## AIM
Find the lines holding the word "United" and collect them.

Dataset excerpt:
☆ ☆ ☆ ☆
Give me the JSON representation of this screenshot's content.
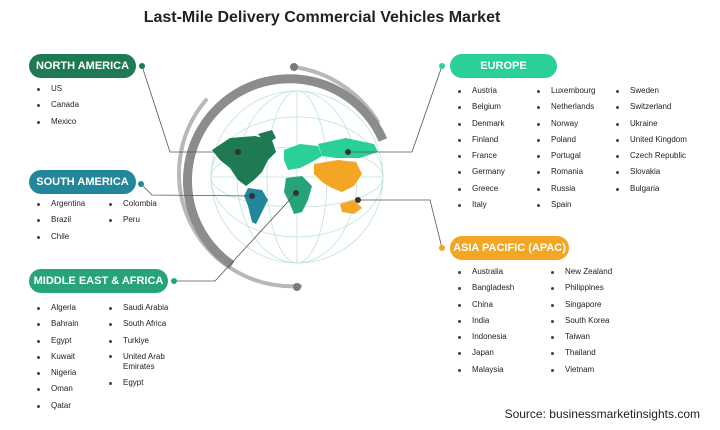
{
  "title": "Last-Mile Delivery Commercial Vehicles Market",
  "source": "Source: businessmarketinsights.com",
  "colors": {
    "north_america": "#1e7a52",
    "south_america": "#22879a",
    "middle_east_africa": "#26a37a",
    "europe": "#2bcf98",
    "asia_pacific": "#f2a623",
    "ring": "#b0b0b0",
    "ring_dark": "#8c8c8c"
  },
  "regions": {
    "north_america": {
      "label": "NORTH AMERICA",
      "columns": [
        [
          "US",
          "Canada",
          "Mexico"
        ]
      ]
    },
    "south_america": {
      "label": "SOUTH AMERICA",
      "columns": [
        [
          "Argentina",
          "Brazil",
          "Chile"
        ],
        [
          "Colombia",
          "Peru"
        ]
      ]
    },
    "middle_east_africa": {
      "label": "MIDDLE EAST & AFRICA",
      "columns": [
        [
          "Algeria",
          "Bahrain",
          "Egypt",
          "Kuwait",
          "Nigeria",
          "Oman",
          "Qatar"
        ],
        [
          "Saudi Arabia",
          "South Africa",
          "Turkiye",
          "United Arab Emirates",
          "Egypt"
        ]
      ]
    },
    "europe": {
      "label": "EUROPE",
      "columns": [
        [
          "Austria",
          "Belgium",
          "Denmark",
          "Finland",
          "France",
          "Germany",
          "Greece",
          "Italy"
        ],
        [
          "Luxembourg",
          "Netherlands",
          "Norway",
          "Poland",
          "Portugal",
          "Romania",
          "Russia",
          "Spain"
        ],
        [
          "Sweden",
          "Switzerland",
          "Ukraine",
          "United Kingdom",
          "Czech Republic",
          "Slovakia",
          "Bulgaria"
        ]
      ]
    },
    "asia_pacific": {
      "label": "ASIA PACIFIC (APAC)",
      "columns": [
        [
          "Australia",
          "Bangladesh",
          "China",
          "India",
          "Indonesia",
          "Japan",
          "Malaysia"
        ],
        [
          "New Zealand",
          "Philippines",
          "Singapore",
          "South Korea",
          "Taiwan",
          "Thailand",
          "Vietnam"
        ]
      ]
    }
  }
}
☆ ☆ ☆ ☆
## TASK RESULT
          "United Arab Emirates",
          "United Kingdom",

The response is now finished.